Exercise aim: Extract every line of the material below and reproduce it faithfully.

Task data:
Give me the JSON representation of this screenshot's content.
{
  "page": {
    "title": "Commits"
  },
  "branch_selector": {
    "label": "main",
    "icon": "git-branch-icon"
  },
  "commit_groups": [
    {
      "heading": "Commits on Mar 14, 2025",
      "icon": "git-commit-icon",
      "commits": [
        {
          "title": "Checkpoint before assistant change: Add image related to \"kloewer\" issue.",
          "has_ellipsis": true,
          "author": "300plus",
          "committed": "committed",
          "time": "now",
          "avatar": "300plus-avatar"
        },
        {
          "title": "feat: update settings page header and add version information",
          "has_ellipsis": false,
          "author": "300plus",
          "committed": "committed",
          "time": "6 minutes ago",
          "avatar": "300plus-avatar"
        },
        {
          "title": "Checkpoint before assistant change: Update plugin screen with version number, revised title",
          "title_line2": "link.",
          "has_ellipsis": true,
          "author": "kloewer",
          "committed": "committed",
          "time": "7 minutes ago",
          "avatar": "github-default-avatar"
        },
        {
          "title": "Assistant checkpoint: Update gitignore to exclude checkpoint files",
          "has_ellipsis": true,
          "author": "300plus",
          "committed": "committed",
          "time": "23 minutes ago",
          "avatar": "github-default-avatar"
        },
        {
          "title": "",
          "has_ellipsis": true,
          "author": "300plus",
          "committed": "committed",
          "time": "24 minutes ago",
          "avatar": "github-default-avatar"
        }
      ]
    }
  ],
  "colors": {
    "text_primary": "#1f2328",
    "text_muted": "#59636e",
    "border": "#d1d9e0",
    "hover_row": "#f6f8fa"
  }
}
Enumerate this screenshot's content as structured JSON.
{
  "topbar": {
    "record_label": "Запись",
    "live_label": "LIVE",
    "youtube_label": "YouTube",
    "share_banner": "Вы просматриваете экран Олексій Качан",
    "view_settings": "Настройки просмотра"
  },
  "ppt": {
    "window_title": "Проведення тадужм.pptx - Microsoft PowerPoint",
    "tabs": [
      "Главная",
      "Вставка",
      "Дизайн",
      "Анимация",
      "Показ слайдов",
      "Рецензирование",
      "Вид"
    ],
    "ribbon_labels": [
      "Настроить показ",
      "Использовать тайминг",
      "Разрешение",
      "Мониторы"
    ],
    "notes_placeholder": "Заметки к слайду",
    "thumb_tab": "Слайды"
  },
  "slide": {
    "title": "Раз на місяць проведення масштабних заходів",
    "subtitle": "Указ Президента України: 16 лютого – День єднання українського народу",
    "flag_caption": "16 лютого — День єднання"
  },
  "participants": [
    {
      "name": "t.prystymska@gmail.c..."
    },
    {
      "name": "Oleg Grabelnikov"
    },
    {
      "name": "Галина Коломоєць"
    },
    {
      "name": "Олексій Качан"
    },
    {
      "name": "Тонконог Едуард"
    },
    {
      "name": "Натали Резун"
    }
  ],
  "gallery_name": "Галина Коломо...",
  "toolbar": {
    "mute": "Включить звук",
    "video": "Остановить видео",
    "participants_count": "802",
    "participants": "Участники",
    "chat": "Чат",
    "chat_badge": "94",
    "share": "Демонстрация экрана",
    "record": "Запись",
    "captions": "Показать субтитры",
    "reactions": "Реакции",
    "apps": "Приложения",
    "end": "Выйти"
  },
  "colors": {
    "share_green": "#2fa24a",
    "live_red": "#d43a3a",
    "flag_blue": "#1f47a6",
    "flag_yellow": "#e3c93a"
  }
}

Solution:
Give me the JSON representation of this screenshot's content.
{
  "page": {
    "title": "Commits"
  },
  "branch_selector": {
    "label": "main",
    "icon": "git-branch-icon"
  },
  "commit_groups": [
    {
      "heading": "Commits on Mar 14, 2025",
      "icon": "git-commit-icon",
      "commits": [
        {
          "title": "Checkpoint before assistant change: Add image related to \"kloewer\" issue.",
          "has_ellipsis": true,
          "author": "300plus",
          "committed": "committed",
          "time": "now",
          "avatar": "300plus-avatar"
        },
        {
          "title": "feat: update settings page header and add version information",
          "has_ellipsis": false,
          "author": "300plus",
          "committed": "committed",
          "time": "6 minutes ago",
          "avatar": "300plus-avatar"
        },
        {
          "title": "Checkpoint before assistant change: Update plugin screen with version number, revised title",
          "title_line2": "link.",
          "has_ellipsis": true,
          "author": "kloewer",
          "committed": "committed",
          "time": "7 minutes ago",
          "avatar": "github-default-avatar"
        },
        {
          "title": "Assistant checkpoint: Update gitignore to exclude checkpoint files",
          "has_ellipsis": true,
          "author": "300plus",
          "committed": "committed",
          "time": "23 minutes ago",
          "avatar": "github-default-avatar"
        },
        {
          "title": "",
          "has_ellipsis": true,
          "author": "300plus",
          "committed": "committed",
          "time": "24 minutes ago",
          "avatar": "github-default-avatar"
        }
      ]
    }
  ],
  "colors": {
    "text_primary": "#1f2328",
    "text_muted": "#59636e",
    "border": "#d1d9e0",
    "hover_row": "#f6f8fa"
  }
}
Enumerate this screenshot's content as structured JSON.
{
  "topbar": {
    "record_label": "Запись",
    "live_label": "LIVE",
    "youtube_label": "YouTube",
    "share_banner": "Вы просматриваете экран Олексій Качан",
    "view_settings": "Настройки просмотра"
  },
  "ppt": {
    "window_title": "Проведення тадужм.pptx - Microsoft PowerPoint",
    "tabs": [
      "Главная",
      "Вставка",
      "Дизайн",
      "Анимация",
      "Показ слайдов",
      "Рецензирование",
      "Вид"
    ],
    "ribbon_labels": [
      "Настроить показ",
      "Использовать тайминг",
      "Разрешение",
      "Мониторы"
    ],
    "notes_placeholder": "Заметки к слайду",
    "thumb_tab": "Слайды"
  },
  "slide": {
    "title": "Раз на місяць проведення масштабних заходів",
    "subtitle": "Указ Президента України: 16 лютого – День єднання українського народу",
    "flag_caption": "16 лютого — День єднання"
  },
  "participants": [
    {
      "name": "t.prystymska@gmail.c..."
    },
    {
      "name": "Oleg Grabelnikov"
    },
    {
      "name": "Галина Коломоєць"
    },
    {
      "name": "Олексій Качан"
    },
    {
      "name": "Тонконог Едуард"
    },
    {
      "name": "Натали Резун"
    }
  ],
  "gallery_name": "Галина Коломо...",
  "toolbar": {
    "mute": "Включить звук",
    "video": "Остановить видео",
    "participants_count": "802",
    "participants": "Участники",
    "chat": "Чат",
    "chat_badge": "94",
    "share": "Демонстрация экрана",
    "record": "Запись",
    "captions": "Показать субтитры",
    "reactions": "Реакции",
    "apps": "Приложения",
    "end": "Выйти"
  },
  "colors": {
    "share_green": "#2fa24a",
    "live_red": "#d43a3a",
    "flag_blue": "#1f47a6",
    "flag_yellow": "#e3c93a"
  }
}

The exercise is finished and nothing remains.